Source records
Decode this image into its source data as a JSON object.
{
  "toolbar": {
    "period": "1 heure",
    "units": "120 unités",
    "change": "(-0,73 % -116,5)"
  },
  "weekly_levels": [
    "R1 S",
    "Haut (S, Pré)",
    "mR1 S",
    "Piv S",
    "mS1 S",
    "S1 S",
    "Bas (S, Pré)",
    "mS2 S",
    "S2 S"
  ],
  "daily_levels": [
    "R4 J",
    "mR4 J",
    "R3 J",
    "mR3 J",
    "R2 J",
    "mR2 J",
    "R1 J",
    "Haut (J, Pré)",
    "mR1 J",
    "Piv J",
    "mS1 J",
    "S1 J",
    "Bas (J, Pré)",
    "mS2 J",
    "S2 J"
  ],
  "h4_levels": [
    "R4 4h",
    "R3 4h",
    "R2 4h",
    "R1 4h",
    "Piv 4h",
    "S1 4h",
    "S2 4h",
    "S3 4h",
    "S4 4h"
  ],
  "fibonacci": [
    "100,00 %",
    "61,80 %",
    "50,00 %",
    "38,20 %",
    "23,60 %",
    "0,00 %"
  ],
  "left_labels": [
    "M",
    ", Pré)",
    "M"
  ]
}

REQUEST: Copy out all the entries shown above, character for character.

TASK SOLUTION:
Decode this image into its source data as a JSON object.
{
  "toolbar": {
    "period": "1 heure",
    "units": "120 unités",
    "change": "(-0,73 % -116,5)"
  },
  "weekly_levels": [
    "R1 S",
    "Haut (S, Pré)",
    "mR1 S",
    "Piv S",
    "mS1 S",
    "S1 S",
    "Bas (S, Pré)",
    "mS2 S",
    "S2 S"
  ],
  "daily_levels": [
    "R4 J",
    "mR4 J",
    "R3 J",
    "mR3 J",
    "R2 J",
    "mR2 J",
    "R1 J",
    "Haut (J, Pré)",
    "mR1 J",
    "Piv J",
    "mS1 J",
    "S1 J",
    "Bas (J, Pré)",
    "mS2 J",
    "S2 J"
  ],
  "h4_levels": [
    "R4 4h",
    "R3 4h",
    "R2 4h",
    "R1 4h",
    "Piv 4h",
    "S1 4h",
    "S2 4h",
    "S3 4h",
    "S4 4h"
  ],
  "fibonacci": [
    "100,00 %",
    "61,80 %",
    "50,00 %",
    "38,20 %",
    "23,60 %",
    "0,00 %"
  ],
  "left_labels": [
    "M",
    ", Pré)",
    "M"
  ]
}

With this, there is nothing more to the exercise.